# Task
Review the material and extract every line in which the word "coordinate" occurs.

[Data entries for graphics]
##############################

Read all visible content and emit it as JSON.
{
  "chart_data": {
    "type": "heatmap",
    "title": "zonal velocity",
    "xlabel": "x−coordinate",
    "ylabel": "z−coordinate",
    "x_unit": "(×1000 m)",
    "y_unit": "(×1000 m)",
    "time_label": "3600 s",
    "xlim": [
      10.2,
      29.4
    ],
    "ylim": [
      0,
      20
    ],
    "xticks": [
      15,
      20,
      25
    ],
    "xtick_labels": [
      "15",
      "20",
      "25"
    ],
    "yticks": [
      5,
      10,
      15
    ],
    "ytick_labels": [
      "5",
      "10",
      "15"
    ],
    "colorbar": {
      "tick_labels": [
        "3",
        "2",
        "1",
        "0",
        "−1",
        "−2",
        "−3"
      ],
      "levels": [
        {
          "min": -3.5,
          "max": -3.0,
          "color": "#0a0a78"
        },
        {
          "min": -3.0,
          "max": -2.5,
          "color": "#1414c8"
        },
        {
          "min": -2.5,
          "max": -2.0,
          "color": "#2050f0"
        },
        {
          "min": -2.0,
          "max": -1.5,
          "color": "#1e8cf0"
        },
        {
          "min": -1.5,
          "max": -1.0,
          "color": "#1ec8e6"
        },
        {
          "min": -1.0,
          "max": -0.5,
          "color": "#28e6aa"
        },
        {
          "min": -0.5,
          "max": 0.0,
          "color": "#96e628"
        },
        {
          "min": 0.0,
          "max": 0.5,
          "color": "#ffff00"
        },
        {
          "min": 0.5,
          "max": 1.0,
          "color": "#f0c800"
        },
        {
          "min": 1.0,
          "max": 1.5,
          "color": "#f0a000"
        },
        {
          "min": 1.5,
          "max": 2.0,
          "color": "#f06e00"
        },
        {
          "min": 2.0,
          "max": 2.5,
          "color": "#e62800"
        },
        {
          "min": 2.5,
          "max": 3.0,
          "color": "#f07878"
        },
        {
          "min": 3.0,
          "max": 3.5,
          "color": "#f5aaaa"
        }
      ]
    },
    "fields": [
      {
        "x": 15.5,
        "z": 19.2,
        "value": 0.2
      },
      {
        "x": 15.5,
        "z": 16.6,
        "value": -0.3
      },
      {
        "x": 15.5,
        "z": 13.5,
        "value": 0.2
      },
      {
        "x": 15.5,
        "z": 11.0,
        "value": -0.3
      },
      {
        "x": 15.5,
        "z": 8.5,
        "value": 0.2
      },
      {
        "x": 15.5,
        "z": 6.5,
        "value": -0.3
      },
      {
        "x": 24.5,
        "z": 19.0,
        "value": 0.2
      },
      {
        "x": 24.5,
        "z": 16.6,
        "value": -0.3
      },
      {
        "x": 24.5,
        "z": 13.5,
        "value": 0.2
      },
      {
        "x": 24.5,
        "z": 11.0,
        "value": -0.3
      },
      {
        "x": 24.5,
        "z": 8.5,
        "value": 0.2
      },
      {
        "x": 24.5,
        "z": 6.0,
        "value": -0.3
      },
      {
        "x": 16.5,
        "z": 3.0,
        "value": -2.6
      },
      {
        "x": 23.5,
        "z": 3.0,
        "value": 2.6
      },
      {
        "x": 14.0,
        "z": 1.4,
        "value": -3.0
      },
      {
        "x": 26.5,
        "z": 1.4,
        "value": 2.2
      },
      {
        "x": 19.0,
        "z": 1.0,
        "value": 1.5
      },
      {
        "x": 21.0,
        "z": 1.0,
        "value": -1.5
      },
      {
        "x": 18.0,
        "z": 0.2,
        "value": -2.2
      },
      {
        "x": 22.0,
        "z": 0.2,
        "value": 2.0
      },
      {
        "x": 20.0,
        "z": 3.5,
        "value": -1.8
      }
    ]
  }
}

##############################

# Correct answer
    "xlabel": "x−coordinate",
    "ylabel": "z−coordinate",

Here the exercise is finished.